**Problem details:** Every entry must be duplicated precisely as written.

**Listed entries:**
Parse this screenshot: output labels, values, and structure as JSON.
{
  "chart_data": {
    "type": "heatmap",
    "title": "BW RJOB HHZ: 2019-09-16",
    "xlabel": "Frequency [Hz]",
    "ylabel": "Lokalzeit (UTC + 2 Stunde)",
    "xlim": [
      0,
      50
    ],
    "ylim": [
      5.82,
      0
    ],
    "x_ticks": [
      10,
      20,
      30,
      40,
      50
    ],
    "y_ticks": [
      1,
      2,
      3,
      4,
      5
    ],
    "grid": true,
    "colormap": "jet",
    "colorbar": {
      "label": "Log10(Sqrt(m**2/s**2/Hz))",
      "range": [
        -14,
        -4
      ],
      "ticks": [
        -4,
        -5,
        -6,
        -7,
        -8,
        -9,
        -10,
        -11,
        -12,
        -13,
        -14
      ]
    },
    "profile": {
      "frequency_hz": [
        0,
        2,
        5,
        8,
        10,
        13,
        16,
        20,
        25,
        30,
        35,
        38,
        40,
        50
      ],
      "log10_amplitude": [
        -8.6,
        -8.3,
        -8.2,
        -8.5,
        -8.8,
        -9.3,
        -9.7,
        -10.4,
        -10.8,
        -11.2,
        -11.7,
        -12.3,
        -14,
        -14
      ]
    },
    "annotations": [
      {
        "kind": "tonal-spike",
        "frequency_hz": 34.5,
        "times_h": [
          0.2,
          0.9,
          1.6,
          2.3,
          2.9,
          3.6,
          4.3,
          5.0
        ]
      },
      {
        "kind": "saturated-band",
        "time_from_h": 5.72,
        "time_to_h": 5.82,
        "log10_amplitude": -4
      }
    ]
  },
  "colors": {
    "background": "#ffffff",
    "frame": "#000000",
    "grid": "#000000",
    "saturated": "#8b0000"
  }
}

**Task output:**
Parse this screenshot: output labels, values, and structure as JSON.
{
  "chart_data": {
    "type": "heatmap",
    "title": "BW RJOB HHZ: 2019-09-16",
    "xlabel": "Frequency [Hz]",
    "ylabel": "Lokalzeit (UTC + 2 Stunde)",
    "xlim": [
      0,
      50
    ],
    "ylim": [
      5.82,
      0
    ],
    "x_ticks": [
      10,
      20,
      30,
      40,
      50
    ],
    "y_ticks": [
      1,
      2,
      3,
      4,
      5
    ],
    "grid": true,
    "colormap": "jet",
    "colorbar": {
      "label": "Log10(Sqrt(m**2/s**2/Hz))",
      "range": [
        -14,
        -4
      ],
      "ticks": [
        -4,
        -5,
        -6,
        -7,
        -8,
        -9,
        -10,
        -11,
        -12,
        -13,
        -14
      ]
    },
    "profile": {
      "frequency_hz": [
        0,
        2,
        5,
        8,
        10,
        13,
        16,
        20,
        25,
        30,
        35,
        38,
        40,
        50
      ],
      "log10_amplitude": [
        -8.6,
        -8.3,
        -8.2,
        -8.5,
        -8.8,
        -9.3,
        -9.7,
        -10.4,
        -10.8,
        -11.2,
        -11.7,
        -12.3,
        -14,
        -14
      ]
    },
    "annotations": [
      {
        "kind": "tonal-spike",
        "frequency_hz": 34.5,
        "times_h": [
          0.2,
          0.9,
          1.6,
          2.3,
          2.9,
          3.6,
          4.3,
          5.0
        ]
      },
      {
        "kind": "saturated-band",
        "time_from_h": 5.72,
        "time_to_h": 5.82,
        "log10_amplitude": -4
      }
    ]
  },
  "colors": {
    "background": "#ffffff",
    "frame": "#000000",
    "grid": "#000000",
    "saturated": "#8b0000"
  }
}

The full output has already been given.